Records from a data collection
╭──
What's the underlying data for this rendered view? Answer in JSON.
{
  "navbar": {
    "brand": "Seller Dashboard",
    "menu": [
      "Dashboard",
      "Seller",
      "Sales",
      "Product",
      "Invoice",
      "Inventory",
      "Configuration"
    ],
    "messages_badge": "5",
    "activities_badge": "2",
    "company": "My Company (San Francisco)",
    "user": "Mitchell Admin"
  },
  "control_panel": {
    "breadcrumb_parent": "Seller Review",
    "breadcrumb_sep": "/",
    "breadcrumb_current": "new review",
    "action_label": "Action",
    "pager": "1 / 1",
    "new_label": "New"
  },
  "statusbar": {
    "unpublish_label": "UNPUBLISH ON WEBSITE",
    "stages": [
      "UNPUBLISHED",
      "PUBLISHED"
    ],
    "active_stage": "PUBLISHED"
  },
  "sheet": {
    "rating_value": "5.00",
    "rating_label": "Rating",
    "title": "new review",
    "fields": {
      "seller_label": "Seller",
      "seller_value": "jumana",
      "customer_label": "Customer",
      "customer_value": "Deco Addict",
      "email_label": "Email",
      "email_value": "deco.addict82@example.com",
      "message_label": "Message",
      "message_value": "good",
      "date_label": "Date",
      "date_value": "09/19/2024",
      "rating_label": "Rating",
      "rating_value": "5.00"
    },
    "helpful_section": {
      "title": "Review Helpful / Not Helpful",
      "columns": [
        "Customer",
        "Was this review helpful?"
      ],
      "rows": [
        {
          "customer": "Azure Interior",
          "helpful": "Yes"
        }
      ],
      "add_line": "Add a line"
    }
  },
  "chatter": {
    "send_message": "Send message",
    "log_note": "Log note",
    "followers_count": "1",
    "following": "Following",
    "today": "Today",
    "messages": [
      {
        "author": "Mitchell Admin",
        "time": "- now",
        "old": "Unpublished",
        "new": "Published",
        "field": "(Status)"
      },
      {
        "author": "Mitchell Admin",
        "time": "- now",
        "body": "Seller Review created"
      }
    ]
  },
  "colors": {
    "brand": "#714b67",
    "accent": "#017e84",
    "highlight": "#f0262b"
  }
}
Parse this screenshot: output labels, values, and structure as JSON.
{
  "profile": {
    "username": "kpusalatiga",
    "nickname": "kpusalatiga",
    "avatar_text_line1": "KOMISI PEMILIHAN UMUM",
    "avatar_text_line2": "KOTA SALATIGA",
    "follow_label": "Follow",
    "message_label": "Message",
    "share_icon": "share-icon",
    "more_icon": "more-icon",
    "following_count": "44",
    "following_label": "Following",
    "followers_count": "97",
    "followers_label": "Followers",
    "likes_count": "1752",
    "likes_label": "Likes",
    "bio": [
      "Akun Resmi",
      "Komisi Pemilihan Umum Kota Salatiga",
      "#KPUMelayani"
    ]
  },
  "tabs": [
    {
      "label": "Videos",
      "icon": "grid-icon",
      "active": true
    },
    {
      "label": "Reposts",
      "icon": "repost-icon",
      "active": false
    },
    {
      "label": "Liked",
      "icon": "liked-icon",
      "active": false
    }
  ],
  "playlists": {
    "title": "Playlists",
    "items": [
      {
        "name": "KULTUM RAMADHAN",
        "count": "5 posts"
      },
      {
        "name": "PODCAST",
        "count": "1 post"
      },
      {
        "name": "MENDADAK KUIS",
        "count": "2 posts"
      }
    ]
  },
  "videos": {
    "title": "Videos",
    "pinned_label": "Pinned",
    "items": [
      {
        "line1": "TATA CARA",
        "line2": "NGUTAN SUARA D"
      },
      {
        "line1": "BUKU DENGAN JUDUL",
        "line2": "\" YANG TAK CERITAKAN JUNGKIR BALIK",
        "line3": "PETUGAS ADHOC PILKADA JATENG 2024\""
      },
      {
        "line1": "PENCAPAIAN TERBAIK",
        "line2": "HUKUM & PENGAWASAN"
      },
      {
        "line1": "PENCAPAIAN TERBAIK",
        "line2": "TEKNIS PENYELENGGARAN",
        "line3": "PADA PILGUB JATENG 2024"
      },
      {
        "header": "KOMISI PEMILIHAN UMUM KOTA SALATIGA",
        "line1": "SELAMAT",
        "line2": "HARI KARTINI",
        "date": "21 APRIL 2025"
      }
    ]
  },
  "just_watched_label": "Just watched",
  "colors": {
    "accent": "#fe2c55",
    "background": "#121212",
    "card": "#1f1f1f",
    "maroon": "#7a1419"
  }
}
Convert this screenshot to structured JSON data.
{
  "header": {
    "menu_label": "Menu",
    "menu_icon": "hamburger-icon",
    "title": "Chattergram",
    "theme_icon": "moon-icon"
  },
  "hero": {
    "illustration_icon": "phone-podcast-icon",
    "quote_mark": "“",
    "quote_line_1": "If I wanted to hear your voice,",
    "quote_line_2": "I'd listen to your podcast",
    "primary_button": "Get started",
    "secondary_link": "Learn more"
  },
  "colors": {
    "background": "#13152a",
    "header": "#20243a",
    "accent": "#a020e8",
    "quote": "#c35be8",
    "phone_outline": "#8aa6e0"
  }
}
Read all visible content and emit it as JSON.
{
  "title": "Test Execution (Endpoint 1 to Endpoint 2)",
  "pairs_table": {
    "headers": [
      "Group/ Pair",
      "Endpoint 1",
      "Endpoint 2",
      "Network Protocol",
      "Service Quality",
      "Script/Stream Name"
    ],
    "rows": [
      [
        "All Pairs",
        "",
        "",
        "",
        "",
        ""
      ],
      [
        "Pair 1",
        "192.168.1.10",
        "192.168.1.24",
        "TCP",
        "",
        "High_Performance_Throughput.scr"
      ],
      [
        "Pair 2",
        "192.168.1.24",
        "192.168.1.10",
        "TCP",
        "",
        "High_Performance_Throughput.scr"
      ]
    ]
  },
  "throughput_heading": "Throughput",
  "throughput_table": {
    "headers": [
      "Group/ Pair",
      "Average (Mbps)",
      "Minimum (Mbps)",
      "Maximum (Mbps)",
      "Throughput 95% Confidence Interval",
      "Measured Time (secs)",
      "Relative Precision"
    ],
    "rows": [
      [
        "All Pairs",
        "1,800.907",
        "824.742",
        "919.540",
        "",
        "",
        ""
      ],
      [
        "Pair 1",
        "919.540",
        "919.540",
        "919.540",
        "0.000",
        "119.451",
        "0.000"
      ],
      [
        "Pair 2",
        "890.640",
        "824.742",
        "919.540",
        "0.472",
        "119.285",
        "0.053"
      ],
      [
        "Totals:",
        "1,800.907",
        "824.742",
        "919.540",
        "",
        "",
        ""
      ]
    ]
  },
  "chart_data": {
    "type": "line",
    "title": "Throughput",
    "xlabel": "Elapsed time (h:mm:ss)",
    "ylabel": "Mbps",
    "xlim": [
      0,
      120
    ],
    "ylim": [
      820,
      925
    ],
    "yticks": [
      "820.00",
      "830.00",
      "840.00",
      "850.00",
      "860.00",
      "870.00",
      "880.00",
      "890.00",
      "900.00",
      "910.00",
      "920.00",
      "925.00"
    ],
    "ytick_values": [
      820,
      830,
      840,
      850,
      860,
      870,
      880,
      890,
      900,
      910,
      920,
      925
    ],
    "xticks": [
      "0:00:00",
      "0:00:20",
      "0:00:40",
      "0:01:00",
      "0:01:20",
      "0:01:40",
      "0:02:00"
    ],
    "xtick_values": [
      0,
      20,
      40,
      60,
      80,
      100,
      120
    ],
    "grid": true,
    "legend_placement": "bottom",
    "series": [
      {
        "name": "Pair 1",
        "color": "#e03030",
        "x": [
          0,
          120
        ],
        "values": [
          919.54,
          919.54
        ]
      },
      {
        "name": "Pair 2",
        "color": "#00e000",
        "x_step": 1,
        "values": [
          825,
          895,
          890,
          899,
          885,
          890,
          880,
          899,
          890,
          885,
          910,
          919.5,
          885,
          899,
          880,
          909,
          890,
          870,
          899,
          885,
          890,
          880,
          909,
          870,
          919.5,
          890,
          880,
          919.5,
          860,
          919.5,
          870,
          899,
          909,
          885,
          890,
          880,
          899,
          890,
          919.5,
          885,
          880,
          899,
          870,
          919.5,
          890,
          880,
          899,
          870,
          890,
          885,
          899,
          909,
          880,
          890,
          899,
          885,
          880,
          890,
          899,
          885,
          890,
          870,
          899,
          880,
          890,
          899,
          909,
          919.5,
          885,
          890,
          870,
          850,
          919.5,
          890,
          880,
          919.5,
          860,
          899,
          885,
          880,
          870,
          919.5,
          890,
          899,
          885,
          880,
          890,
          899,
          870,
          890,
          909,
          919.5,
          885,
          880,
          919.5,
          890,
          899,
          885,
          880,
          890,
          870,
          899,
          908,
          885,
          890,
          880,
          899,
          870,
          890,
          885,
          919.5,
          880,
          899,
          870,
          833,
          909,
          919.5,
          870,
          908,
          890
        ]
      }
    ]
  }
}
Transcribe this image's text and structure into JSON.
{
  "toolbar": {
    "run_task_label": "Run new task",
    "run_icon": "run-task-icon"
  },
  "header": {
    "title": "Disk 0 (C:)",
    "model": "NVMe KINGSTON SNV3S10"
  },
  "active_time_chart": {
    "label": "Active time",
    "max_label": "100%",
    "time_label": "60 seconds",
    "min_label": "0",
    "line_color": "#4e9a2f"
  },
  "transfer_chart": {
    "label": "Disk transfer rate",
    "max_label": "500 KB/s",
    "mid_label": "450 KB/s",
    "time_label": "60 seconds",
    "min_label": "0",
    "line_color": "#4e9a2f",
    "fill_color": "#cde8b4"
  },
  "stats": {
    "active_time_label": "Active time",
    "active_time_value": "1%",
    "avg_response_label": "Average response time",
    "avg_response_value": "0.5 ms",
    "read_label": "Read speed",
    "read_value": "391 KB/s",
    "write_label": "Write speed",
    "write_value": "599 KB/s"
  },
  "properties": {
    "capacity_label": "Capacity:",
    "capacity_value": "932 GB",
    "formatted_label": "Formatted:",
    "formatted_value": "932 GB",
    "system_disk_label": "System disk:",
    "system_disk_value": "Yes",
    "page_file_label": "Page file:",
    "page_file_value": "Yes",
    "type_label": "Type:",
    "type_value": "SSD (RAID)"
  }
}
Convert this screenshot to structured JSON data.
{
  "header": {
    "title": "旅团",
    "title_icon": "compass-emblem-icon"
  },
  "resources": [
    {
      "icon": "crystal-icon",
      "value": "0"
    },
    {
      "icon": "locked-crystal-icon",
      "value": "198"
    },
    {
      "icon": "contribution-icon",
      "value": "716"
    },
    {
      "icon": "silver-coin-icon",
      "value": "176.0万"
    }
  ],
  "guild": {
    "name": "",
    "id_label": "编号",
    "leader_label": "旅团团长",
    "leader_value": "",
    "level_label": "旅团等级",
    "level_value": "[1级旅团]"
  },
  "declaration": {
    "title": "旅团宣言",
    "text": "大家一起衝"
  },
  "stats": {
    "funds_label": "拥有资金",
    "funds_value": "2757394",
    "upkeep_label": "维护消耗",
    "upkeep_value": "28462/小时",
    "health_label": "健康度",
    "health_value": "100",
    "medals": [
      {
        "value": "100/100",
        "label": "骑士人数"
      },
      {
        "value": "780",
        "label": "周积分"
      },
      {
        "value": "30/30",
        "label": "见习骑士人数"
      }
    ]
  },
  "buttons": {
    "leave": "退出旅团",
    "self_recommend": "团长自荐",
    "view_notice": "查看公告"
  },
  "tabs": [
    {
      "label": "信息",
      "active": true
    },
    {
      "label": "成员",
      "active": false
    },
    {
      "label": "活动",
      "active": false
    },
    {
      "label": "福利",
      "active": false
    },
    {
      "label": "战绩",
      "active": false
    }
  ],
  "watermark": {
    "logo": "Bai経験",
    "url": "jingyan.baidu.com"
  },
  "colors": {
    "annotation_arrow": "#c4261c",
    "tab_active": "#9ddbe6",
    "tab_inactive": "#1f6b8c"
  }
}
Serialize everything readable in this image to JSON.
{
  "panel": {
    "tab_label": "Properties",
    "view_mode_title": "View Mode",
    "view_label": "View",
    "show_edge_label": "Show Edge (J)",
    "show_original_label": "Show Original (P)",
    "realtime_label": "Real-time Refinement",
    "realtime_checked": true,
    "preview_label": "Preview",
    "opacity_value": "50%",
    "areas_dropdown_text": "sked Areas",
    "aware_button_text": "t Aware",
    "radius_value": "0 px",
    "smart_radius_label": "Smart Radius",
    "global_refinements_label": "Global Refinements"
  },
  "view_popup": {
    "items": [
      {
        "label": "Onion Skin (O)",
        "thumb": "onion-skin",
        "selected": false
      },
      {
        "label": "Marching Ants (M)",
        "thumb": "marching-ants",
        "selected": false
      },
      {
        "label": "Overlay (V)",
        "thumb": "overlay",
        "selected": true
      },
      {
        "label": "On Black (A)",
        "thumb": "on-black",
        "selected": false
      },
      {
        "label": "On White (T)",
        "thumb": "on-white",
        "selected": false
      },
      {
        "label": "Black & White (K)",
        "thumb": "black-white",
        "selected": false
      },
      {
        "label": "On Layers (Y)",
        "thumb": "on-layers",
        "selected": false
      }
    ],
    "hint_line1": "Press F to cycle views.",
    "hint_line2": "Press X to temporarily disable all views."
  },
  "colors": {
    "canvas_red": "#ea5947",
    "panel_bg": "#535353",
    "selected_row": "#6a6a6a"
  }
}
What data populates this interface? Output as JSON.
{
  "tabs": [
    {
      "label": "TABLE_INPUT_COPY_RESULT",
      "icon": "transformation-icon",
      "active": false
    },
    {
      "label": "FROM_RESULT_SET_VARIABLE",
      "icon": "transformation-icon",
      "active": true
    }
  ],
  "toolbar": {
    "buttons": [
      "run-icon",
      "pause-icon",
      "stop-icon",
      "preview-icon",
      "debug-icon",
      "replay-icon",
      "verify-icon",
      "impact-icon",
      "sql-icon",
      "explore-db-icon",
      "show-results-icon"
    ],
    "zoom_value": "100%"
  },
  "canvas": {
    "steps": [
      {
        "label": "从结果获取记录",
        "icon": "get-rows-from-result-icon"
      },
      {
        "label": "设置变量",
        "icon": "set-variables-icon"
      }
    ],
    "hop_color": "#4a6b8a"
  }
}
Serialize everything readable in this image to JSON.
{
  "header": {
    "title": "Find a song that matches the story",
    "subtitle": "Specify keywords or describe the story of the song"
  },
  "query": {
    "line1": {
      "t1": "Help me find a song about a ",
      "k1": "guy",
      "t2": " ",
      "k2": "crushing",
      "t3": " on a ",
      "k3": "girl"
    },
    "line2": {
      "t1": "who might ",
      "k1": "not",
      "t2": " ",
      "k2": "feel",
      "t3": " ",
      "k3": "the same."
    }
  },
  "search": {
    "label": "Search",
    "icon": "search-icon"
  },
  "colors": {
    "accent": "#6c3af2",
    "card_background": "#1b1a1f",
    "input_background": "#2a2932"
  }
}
╰──
▶ Goal
Each line in the material either holds the string "JATENG" or does not. State how many do, and nothing else.

▶ Exercise answer
2